## Selected extract
The company, a forceful local advocate for dredging, appears unconcerned by the prospect of moving.

"We have always said that a deeper harbor is a critical component of our competitiveness worldwide, allowing us to fully serve the bigger ships already calling on our JaxPort terminal and enabling us to increase our contributions to the region's economy," reads a statement provided by TraPac general manager Dennis Kelly.

Full article: http://jacksonville.com/news/2015-07-19/story/trapac-board-jaxport-explores-cheaper-scaled-back-dredging-option
"A man who views the world the same at 50 as he did at 20 has wasted 30 years of his life." - Muhammad Ali

The_Choose_1

#51
Quote from: Ocklawaha on July 12, 2015, 06:04:50 PM
No but when the worlds shipping is too big for our port and we get bypassed, watch them howl!
Check today's Florida Times Union 7/20/2015 "TraPac supports dredging Plan B" and then Eat Crow!
One of many unsung internet heroes who are almost entirely misunderstood. Contrary to popular belief, many trolls are actually quite intelligent. Their habitual attacks on forums is usually a result of their awareness of the pretentiousness and excessive self-importance of many forum enthusiasts.

jaxjags

I may be wrong here, but if TriPac moves to Blount Island a lot of the FDOT Heckshear Drive/ I 295 exit work will have been wasted. Also, not sure how the new intermodal terminal will work as well. How short sighted is this by everyone involved.

thelakelander

They'd have to build another one on Blount Island or drive freight from Blount onto Heckscher to reach the one under construction. When everything is all said and done, you spend less on dredging about a lot more on everything else. Either way, you're coming out of a lot of cash.

Quote"It's definitely doable," said Lake Ray, a state representative and civil engineer.
Ray said there are significant logistics questions that would come with moving a facility like TraPac's, such as relocating other facilities to make room for it. (He said TraPac chose Dames Point in the first place because it had greenfield space, so the terminal could be built from the ground up.)

Moving TraPac would also mean infrastructure improvements to wherever it would be moved to Blount Island — reinforcing the pavement to handle the number of containers TraPac would handle, establishing its operations in a new location, finding storage space for the containers.

## Data under study

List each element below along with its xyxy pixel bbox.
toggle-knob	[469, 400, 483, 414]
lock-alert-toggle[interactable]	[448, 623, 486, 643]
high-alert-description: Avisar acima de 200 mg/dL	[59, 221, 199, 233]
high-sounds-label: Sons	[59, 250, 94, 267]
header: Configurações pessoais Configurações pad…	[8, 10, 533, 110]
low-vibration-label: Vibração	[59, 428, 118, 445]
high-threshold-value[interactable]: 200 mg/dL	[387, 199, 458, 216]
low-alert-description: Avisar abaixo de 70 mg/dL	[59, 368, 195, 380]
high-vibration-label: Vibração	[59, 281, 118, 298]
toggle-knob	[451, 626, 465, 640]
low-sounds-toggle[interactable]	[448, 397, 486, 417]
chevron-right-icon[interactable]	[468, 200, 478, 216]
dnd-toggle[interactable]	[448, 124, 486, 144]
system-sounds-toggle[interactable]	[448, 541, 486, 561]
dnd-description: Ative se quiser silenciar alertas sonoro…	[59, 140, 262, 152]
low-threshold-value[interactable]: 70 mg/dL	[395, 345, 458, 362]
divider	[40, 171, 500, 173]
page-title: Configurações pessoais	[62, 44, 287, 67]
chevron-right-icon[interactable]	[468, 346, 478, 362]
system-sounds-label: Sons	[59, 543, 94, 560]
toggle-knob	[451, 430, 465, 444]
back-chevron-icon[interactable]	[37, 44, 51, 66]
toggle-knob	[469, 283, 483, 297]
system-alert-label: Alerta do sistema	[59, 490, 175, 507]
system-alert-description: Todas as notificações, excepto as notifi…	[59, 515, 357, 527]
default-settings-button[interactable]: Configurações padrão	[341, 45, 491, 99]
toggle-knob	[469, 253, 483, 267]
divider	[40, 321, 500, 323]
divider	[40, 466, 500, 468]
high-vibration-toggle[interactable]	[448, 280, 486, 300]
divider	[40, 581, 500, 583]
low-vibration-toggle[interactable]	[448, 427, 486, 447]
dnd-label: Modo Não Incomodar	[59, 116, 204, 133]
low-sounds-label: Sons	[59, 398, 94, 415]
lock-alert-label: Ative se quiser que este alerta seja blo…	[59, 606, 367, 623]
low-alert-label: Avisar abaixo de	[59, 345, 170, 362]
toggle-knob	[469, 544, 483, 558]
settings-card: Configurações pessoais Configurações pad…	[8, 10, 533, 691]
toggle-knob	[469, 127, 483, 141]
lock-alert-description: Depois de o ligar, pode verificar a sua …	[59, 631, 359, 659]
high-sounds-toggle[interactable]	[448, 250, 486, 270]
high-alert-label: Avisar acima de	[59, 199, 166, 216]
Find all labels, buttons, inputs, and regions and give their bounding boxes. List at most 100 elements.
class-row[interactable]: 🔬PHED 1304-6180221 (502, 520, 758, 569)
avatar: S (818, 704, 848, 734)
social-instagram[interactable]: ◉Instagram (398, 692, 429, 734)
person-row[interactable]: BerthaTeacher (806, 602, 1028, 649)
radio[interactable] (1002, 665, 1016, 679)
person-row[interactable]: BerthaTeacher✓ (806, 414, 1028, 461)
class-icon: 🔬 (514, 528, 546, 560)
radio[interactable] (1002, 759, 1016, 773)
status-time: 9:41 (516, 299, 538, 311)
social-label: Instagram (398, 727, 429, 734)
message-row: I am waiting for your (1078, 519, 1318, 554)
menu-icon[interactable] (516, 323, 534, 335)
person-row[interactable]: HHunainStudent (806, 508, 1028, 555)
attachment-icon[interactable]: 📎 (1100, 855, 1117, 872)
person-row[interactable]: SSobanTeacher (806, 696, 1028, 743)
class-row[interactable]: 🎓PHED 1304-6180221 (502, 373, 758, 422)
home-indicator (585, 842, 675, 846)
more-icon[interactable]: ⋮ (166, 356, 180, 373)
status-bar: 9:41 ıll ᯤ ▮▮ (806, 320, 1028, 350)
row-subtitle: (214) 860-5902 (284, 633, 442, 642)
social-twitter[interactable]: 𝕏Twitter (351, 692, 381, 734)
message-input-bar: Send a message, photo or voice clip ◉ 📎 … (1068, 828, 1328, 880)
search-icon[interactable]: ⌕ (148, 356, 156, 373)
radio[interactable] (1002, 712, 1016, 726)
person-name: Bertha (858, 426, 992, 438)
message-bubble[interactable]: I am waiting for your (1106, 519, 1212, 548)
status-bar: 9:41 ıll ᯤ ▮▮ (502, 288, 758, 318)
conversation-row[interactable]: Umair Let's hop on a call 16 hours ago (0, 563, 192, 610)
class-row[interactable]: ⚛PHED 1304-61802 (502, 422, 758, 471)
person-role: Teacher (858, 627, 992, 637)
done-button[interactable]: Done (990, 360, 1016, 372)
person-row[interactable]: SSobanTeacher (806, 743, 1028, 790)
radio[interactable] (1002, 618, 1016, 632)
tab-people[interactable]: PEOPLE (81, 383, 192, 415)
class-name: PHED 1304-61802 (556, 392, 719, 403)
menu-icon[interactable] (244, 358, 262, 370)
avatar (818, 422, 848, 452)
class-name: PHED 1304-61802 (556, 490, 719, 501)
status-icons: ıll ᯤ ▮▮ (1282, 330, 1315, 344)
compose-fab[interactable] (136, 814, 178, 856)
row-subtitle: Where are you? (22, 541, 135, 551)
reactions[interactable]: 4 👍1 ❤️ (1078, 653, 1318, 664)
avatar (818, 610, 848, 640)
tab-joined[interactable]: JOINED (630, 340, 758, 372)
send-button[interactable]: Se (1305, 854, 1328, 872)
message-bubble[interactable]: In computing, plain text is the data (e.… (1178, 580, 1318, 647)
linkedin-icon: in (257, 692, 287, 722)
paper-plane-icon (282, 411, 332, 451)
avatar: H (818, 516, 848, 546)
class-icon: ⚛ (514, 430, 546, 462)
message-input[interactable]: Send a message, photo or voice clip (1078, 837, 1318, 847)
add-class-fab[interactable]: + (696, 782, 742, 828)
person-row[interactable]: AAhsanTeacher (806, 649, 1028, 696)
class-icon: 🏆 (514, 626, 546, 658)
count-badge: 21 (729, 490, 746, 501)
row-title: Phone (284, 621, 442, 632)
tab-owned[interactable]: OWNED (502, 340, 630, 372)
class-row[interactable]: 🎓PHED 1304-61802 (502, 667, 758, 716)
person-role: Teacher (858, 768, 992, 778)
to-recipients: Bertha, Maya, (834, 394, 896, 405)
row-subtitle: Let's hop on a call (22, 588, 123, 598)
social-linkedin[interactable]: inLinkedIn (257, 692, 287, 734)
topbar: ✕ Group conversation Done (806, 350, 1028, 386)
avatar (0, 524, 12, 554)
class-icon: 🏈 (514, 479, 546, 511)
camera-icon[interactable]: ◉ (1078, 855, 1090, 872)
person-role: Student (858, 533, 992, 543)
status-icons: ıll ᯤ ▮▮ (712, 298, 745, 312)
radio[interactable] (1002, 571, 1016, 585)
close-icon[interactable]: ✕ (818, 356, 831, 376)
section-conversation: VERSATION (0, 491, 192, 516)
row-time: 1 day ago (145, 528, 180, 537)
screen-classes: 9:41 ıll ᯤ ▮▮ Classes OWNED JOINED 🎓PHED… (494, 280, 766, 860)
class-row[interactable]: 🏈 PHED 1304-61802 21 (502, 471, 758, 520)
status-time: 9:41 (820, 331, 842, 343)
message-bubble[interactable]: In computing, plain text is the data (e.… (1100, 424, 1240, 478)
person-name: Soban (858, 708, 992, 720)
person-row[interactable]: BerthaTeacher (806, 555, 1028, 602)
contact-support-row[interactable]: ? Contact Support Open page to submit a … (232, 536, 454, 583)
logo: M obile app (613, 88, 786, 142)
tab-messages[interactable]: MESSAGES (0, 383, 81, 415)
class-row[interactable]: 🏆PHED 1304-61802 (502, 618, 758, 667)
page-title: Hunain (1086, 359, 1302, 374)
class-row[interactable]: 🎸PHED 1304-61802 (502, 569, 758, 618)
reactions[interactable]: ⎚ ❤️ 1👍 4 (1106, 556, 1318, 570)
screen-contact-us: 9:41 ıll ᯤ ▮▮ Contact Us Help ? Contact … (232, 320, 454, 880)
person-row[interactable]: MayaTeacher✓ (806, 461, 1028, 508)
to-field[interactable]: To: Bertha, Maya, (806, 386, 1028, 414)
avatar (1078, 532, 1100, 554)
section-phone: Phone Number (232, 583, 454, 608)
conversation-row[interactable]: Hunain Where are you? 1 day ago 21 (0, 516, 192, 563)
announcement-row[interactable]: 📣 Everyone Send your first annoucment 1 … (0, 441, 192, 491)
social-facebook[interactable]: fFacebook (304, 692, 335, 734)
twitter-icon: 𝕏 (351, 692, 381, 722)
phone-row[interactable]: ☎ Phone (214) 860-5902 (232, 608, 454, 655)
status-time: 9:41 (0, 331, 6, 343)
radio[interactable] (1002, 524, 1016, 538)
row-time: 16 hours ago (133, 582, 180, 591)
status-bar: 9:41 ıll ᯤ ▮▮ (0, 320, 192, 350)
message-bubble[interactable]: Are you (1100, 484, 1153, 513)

## What is being asked
Write what comes next in the JaxPort dredging discussion, picking up right after its final sentence. The items have nothing to do with the dredging discussion.

## Answer box
Other issues, like what will be done with container cranes TraPac installed at Dames Point, also have potential solutions. For one, Ray said, the cranes can be moved to Blount Island — not an easy task, given their weight, but possible. But there are also plans by the port to invest in new cranes for Blount Island anyway.

There have also been questions about the port's new intermodal container transfer facility, which is being built at Dames Point in part to offer easy access to TraPac. Ray said not only is the ICTF easily accessed through a quick drayage trip over Heckscher Drive, but could also open up the opportunity to build another one at Blount Island someday.

It also leaves an opportunity for others to use the Dames Point property.
"In the long term," Ray said, "it doesn't mean the port loses the functionality of the TraPac property. There are a number of port users that will not and do not need the deeper draft, but could use the ICTF."

Full article: http://www.bizjournals.com/jacksonville/news/2015/07/17/shortened-river-deepening-plan-has-supporters-but.html
"A man who views the world the same at 50 as he did at 20 has wasted 30 years of his life." - Muhammad Ali

Ajax

This article was in the WSJ, but behind the paywall. They re-posted it here: http://www.cato.org/publications/commentary/ports-policy-barnacled-bad-law?utm_content=buffer263dd&utm_medium=social&utm_source=twitter.com&utm_campaign=buffer

I've been following this subject, but I guess I haven't completely kept up with it.  Is this true - has anyone heard of this? 

QuoteBut authorities at some ports, including Jacksonville, Fla., and Mobile, Ala., have complained about being unable to get U.S. dredgers to even bid on projects, as these companies are operating at full capacity.

I don't recall hearing it discussed much but it's possible that I overlooked this aspect of the conversation.